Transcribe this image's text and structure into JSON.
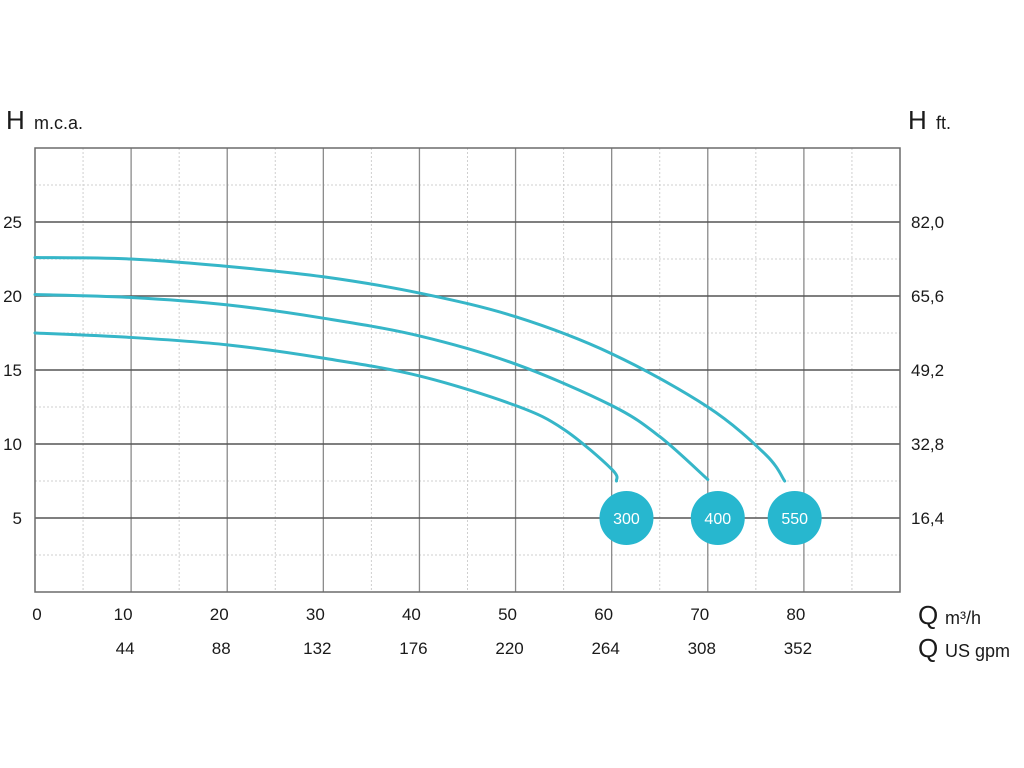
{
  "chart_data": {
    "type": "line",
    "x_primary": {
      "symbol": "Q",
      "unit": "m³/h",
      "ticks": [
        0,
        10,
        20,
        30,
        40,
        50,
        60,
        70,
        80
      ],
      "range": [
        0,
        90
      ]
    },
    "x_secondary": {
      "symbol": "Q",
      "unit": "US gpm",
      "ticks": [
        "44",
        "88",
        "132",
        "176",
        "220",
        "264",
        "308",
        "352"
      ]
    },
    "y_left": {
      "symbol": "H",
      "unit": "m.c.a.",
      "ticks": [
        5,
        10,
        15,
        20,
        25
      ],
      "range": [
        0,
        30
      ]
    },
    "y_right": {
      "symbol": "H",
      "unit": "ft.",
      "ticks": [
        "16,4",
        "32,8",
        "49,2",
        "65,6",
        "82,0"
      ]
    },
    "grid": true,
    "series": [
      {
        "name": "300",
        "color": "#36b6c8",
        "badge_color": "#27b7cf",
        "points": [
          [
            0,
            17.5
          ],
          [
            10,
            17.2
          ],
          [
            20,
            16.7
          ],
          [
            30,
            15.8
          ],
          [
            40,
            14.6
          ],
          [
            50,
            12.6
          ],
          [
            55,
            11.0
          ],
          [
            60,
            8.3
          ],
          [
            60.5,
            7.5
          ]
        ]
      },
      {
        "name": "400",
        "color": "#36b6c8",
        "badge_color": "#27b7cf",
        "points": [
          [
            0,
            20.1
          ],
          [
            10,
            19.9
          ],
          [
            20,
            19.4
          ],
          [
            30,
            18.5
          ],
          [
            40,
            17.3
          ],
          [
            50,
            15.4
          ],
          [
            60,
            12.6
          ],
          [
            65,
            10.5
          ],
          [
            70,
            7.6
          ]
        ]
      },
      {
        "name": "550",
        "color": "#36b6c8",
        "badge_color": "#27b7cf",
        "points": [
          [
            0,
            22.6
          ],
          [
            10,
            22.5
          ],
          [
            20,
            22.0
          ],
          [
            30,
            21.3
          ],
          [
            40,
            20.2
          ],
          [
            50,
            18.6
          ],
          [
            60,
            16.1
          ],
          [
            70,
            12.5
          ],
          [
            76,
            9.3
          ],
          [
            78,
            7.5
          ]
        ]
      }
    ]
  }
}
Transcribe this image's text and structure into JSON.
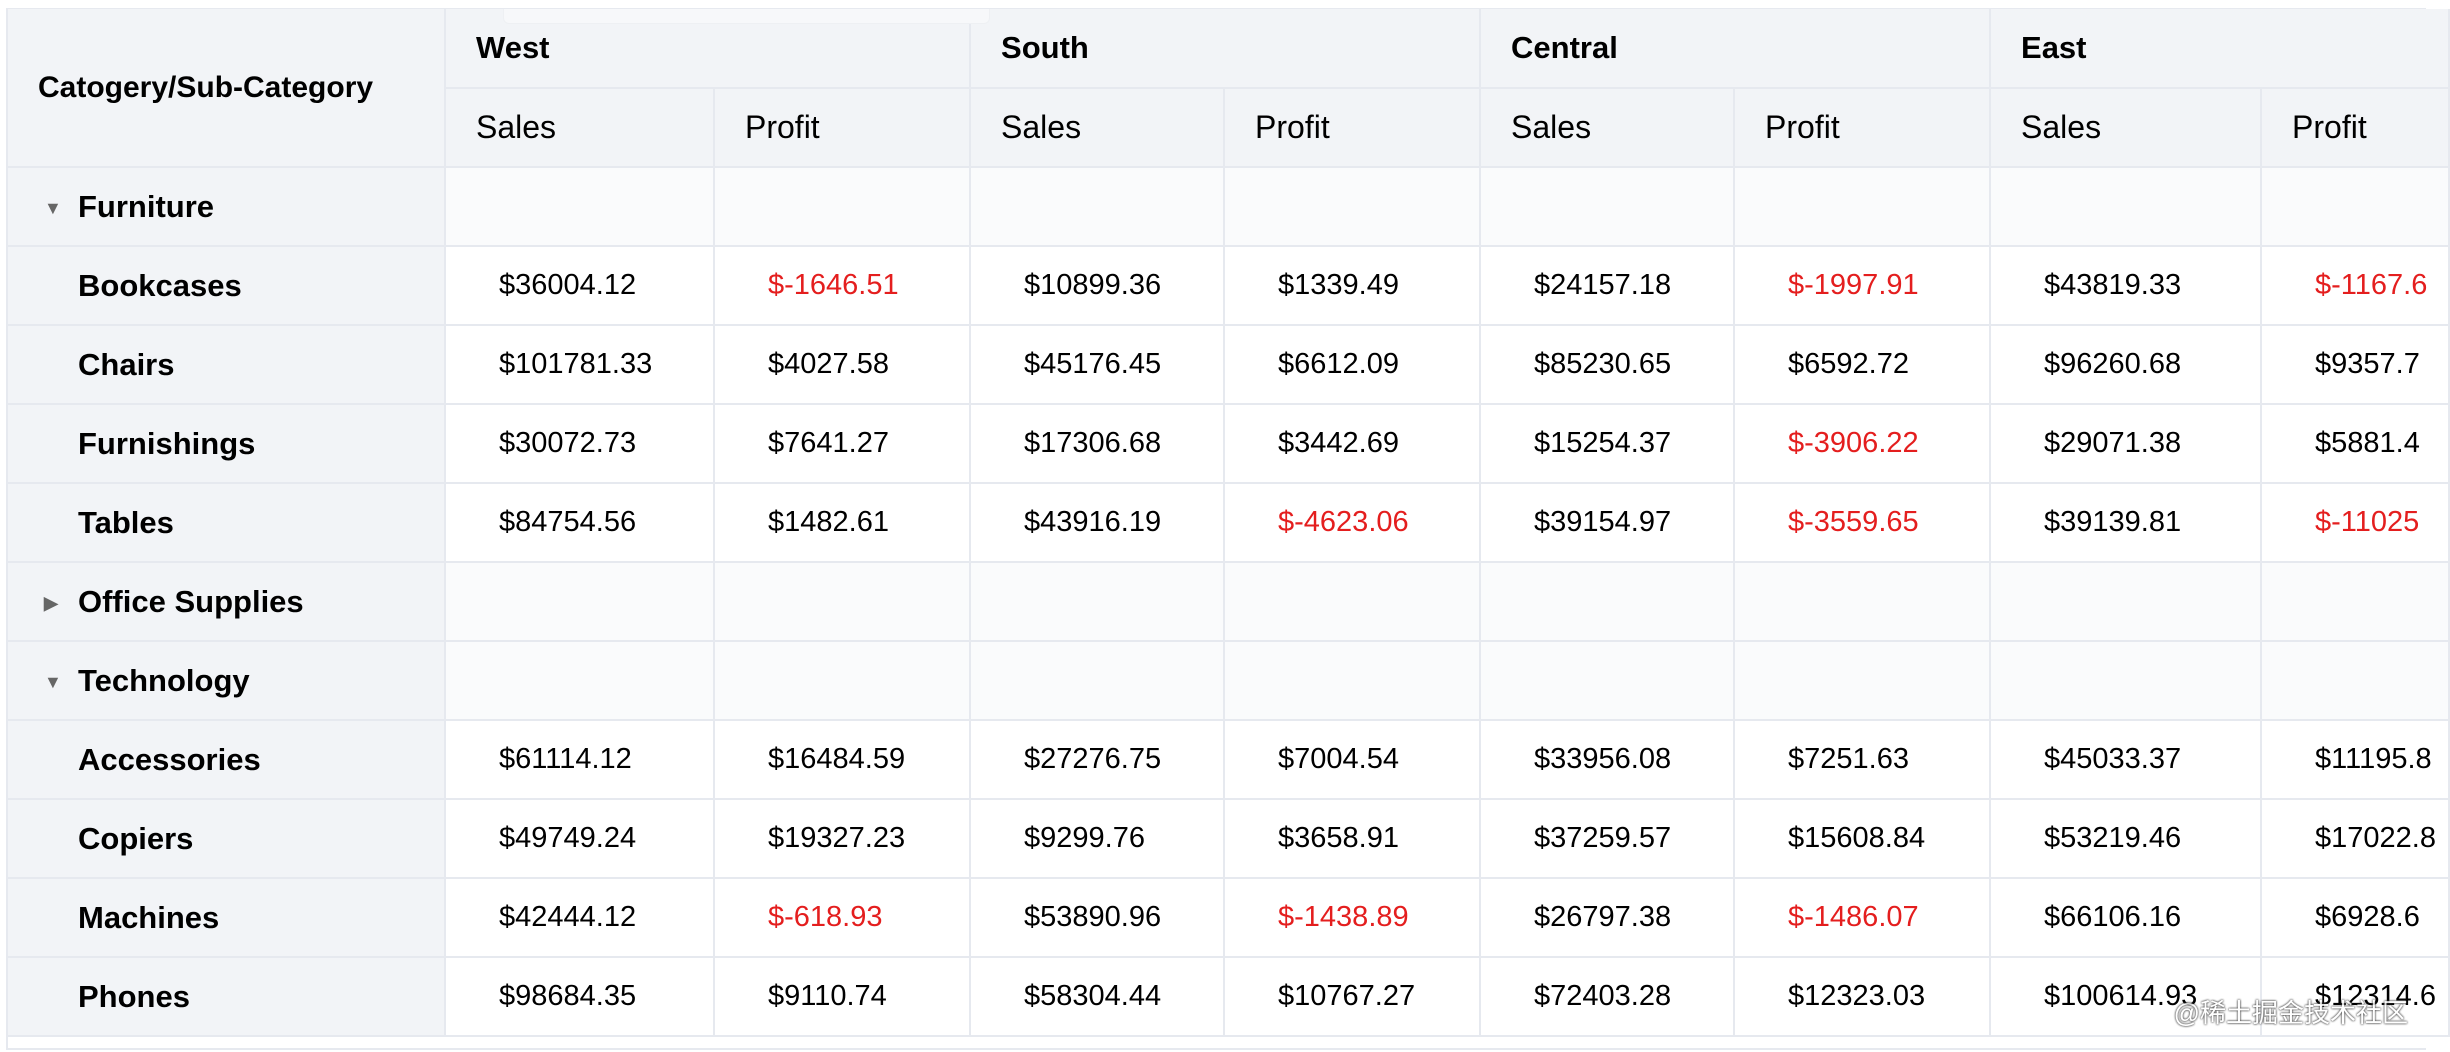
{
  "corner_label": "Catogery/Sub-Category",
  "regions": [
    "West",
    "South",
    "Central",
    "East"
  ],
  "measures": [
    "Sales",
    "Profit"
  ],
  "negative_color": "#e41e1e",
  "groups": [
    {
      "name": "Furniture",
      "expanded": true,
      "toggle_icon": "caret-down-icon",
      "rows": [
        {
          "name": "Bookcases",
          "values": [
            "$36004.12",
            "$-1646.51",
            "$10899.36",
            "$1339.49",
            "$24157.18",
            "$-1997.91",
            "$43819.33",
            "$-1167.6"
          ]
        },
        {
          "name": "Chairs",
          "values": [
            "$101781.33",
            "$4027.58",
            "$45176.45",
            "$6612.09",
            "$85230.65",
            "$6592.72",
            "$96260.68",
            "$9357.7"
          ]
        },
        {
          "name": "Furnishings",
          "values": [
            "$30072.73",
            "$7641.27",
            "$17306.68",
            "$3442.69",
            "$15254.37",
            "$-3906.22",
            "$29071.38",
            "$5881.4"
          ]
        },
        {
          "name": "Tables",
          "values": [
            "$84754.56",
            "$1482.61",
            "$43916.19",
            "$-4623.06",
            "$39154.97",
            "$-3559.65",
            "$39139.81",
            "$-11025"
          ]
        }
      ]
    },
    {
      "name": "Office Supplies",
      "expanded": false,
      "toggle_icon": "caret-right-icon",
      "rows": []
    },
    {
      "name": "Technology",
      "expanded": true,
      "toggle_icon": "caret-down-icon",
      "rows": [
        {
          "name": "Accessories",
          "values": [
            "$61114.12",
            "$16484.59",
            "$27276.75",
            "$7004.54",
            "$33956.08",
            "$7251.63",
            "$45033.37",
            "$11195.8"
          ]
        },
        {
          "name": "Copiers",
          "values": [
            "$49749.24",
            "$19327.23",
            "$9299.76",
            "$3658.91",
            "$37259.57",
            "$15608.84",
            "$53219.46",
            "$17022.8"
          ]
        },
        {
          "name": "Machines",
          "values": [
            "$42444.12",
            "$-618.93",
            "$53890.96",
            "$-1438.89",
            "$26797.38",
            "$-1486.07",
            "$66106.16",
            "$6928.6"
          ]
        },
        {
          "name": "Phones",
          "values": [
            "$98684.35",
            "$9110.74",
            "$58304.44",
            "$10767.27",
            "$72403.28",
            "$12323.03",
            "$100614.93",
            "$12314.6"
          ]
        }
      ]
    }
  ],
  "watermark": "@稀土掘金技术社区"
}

What is asked » The entries above should be reproduced exactly, without their pictures.

Exercise result »
Transcribe this image's text and structure into JSON.
{
  "chart_data": {
    "type": "line",
    "x_primary": {
      "symbol": "Q",
      "unit": "m³/h",
      "ticks": [
        0,
        10,
        20,
        30,
        40,
        50,
        60,
        70,
        80
      ],
      "range": [
        0,
        90
      ]
    },
    "x_secondary": {
      "symbol": "Q",
      "unit": "US gpm",
      "ticks": [
        "44",
        "88",
        "132",
        "176",
        "220",
        "264",
        "308",
        "352"
      ]
    },
    "y_left": {
      "symbol": "H",
      "unit": "m.c.a.",
      "ticks": [
        5,
        10,
        15,
        20,
        25
      ],
      "range": [
        0,
        30
      ]
    },
    "y_right": {
      "symbol": "H",
      "unit": "ft.",
      "ticks": [
        "16,4",
        "32,8",
        "49,2",
        "65,6",
        "82,0"
      ]
    },
    "grid": true,
    "series": [
      {
        "name": "300",
        "color": "#36b6c8",
        "badge_color": "#27b7cf",
        "points": [
          [
            0,
            17.5
          ],
          [
            10,
            17.2
          ],
          [
            20,
            16.7
          ],
          [
            30,
            15.8
          ],
          [
            40,
            14.6
          ],
          [
            50,
            12.6
          ],
          [
            55,
            11.0
          ],
          [
            60,
            8.3
          ],
          [
            60.5,
            7.5
          ]
        ]
      },
      {
        "name": "400",
        "color": "#36b6c8",
        "badge_color": "#27b7cf",
        "points": [
          [
            0,
            20.1
          ],
          [
            10,
            19.9
          ],
          [
            20,
            19.4
          ],
          [
            30,
            18.5
          ],
          [
            40,
            17.3
          ],
          [
            50,
            15.4
          ],
          [
            60,
            12.6
          ],
          [
            65,
            10.5
          ],
          [
            70,
            7.6
          ]
        ]
      },
      {
        "name": "550",
        "color": "#36b6c8",
        "badge_color": "#27b7cf",
        "points": [
          [
            0,
            22.6
          ],
          [
            10,
            22.5
          ],
          [
            20,
            22.0
          ],
          [
            30,
            21.3
          ],
          [
            40,
            20.2
          ],
          [
            50,
            18.6
          ],
          [
            60,
            16.1
          ],
          [
            70,
            12.5
          ],
          [
            76,
            9.3
          ],
          [
            78,
            7.5
          ]
        ]
      }
    ]
  }
}
Transcribe this image's text and structure into JSON.
{
  "corner_label": "Catogery/Sub-Category",
  "regions": [
    "West",
    "South",
    "Central",
    "East"
  ],
  "measures": [
    "Sales",
    "Profit"
  ],
  "negative_color": "#e41e1e",
  "groups": [
    {
      "name": "Furniture",
      "expanded": true,
      "toggle_icon": "caret-down-icon",
      "rows": [
        {
          "name": "Bookcases",
          "values": [
            "$36004.12",
            "$-1646.51",
            "$10899.36",
            "$1339.49",
            "$24157.18",
            "$-1997.91",
            "$43819.33",
            "$-1167.6"
          ]
        },
        {
          "name": "Chairs",
          "values": [
            "$101781.33",
            "$4027.58",
            "$45176.45",
            "$6612.09",
            "$85230.65",
            "$6592.72",
            "$96260.68",
            "$9357.7"
          ]
        },
        {
          "name": "Furnishings",
          "values": [
            "$30072.73",
            "$7641.27",
            "$17306.68",
            "$3442.69",
            "$15254.37",
            "$-3906.22",
            "$29071.38",
            "$5881.4"
          ]
        },
        {
          "name": "Tables",
          "values": [
            "$84754.56",
            "$1482.61",
            "$43916.19",
            "$-4623.06",
            "$39154.97",
            "$-3559.65",
            "$39139.81",
            "$-11025"
          ]
        }
      ]
    },
    {
      "name": "Office Supplies",
      "expanded": false,
      "toggle_icon": "caret-right-icon",
      "rows": []
    },
    {
      "name": "Technology",
      "expanded": true,
      "toggle_icon": "caret-down-icon",
      "rows": [
        {
          "name": "Accessories",
          "values": [
            "$61114.12",
            "$16484.59",
            "$27276.75",
            "$7004.54",
            "$33956.08",
            "$7251.63",
            "$45033.37",
            "$11195.8"
          ]
        },
        {
          "name": "Copiers",
          "values": [
            "$49749.24",
            "$19327.23",
            "$9299.76",
            "$3658.91",
            "$37259.57",
            "$15608.84",
            "$53219.46",
            "$17022.8"
          ]
        },
        {
          "name": "Machines",
          "values": [
            "$42444.12",
            "$-618.93",
            "$53890.96",
            "$-1438.89",
            "$26797.38",
            "$-1486.07",
            "$66106.16",
            "$6928.6"
          ]
        },
        {
          "name": "Phones",
          "values": [
            "$98684.35",
            "$9110.74",
            "$58304.44",
            "$10767.27",
            "$72403.28",
            "$12323.03",
            "$100614.93",
            "$12314.6"
          ]
        }
      ]
    }
  ],
  "watermark": "@稀土掘金技术社区"
}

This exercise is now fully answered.